TASK A:
In two sentences, what does the reply about running Cassandra on SAN storage argue?
TASK B:
According to the reply about running Cassandra on SAN storage, why would placing Cassandra on a SAN destroy much of its benefit, and how could that be avoided? Answer in two sentences.

EXCERPT TO READ:
It will work, but you'd have a distributed database running on a single point of failure storage
fabric, thus destroying much of your benefits, unless you have enough discrete SAN units that
you treat them as racks in your cassandra topology to ensure that you have data replicated
across redundant SAN shelves|controllers|etc.

You also would end up with redundancy at cross purposes in that the SAN will be striping data
that Cassandra is already distributing efficiently.

If the SAN is free and unused, it'll be fine as a Cassandra test platform.  But I wouldn't
spend a penny on SAN hardware instead of a much larger distributed cluster with commodity
hardware.  Derive your redundancy and performance from lots of hardware in lots of places,
not expensive hardware in one place.  


On Feb 21, 2013, at 3:42 PM, Kanwar Sangha <> wrote:

> Ok. What would be the drawbacks J
> From: Michael Kjellman [] 
> Sent: 21 February 2013 17:12
> To:
> Subject: Re: Cassandra with SAN
> No, this is a really really bad idea and C* was not designed for this, in fact, it was
designed so you don't need to have a large expensive SAN.

GIVEN DATA:
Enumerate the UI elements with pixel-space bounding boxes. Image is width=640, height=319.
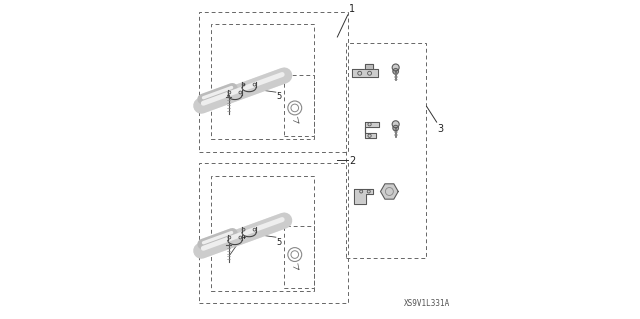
Text: 5: 5 — [277, 238, 282, 247]
Text: 1: 1 — [349, 4, 355, 14]
Circle shape — [393, 69, 399, 74]
Circle shape — [392, 121, 399, 128]
Polygon shape — [365, 122, 380, 138]
Circle shape — [392, 64, 399, 71]
Text: 3: 3 — [438, 124, 444, 134]
Bar — [211, 24, 314, 139]
Text: 2: 2 — [349, 156, 355, 166]
Text: 5: 5 — [277, 93, 282, 101]
Text: 4: 4 — [240, 84, 246, 93]
Bar — [211, 176, 314, 291]
Polygon shape — [351, 69, 378, 77]
Text: XS9V1L331A: XS9V1L331A — [404, 299, 451, 308]
Bar — [346, 43, 426, 258]
Bar — [284, 226, 314, 288]
Bar — [284, 75, 314, 136]
Polygon shape — [381, 184, 398, 199]
Polygon shape — [354, 189, 373, 204]
Circle shape — [393, 125, 399, 131]
Bar — [198, 163, 348, 303]
Text: 4: 4 — [240, 232, 246, 241]
Polygon shape — [365, 64, 373, 69]
Bar — [198, 12, 348, 152]
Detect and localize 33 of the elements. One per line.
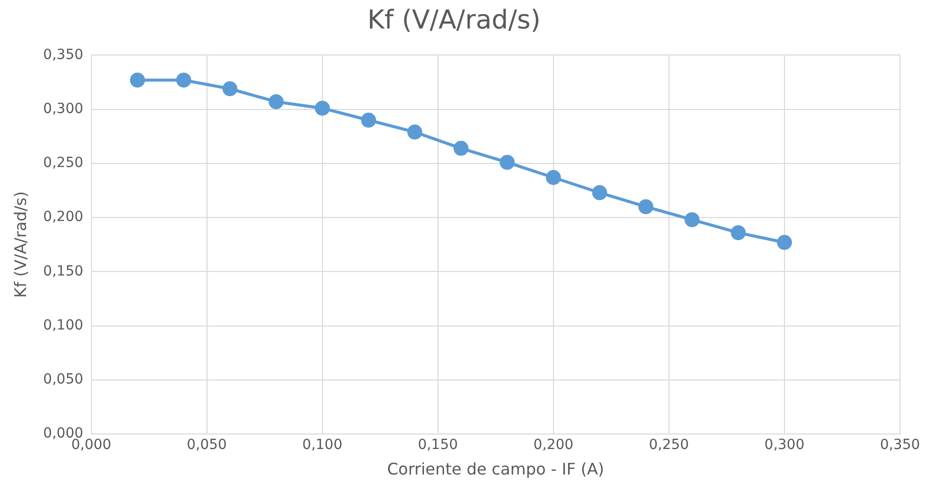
point [546, 170, 561, 185]
y-tick-label: 0,250 [43, 155, 84, 172]
point [314, 100, 330, 116]
x-tick-label: 0,000 [71, 437, 112, 454]
x-tick-label: 0,300 [764, 437, 805, 454]
point [776, 234, 792, 250]
y-tick-label: 0,050 [43, 372, 84, 388]
point [638, 199, 654, 214]
point [592, 185, 608, 200]
point [361, 112, 376, 128]
x-tick-label: 0,200 [533, 437, 574, 454]
point [407, 124, 422, 140]
y-tick-label: 0,200 [43, 209, 84, 226]
x-tick-label: 0,100 [302, 437, 342, 454]
point [130, 72, 145, 88]
x-tick-label: 0,050 [186, 437, 227, 454]
point [222, 81, 238, 96]
chart-title: Kf (V/A/rad/s) [367, 5, 541, 36]
x-tick-label: 0,250 [648, 437, 689, 454]
point [684, 212, 700, 228]
y-tick-label: 0,100 [43, 317, 84, 334]
x-tick-label: 0,350 [880, 437, 920, 454]
x-tick-label: 0,150 [418, 437, 458, 454]
y-axis-title: Kf (V/A/rad/s) [10, 191, 30, 298]
point [176, 72, 192, 88]
y-tick-label: 0,350 [43, 46, 84, 63]
point [268, 94, 284, 110]
y-tick-label: 0,300 [43, 100, 84, 117]
point [730, 225, 746, 240]
y-tick-label: 0,150 [43, 263, 84, 280]
point [500, 154, 515, 170]
point [453, 140, 468, 156]
x-axis-title: Corriente de campo - IF (A) [387, 460, 604, 479]
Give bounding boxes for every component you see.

WRITTEN REPLY A:
Cassandra will work on a SAN, but that puts a distributed database on a single point of failure storage fabric and creates redundancy at cross purposes, since the SAN stripes data that Cassandra already distributes efficiently. A free, unused SAN is fine as a test platform, but money is better spent on a much larger distributed cluster of commodity hardware, with redundancy and performance coming from lots of hardware in lots of places.

WRITTEN REPLY B:
The distributed database would be running on a storage fabric that is a single point of failure. This can be avoided by having enough discrete SAN units to treat them as racks in the Cassandra topology, so that data is replicated across redundant SAN shelves and controllers.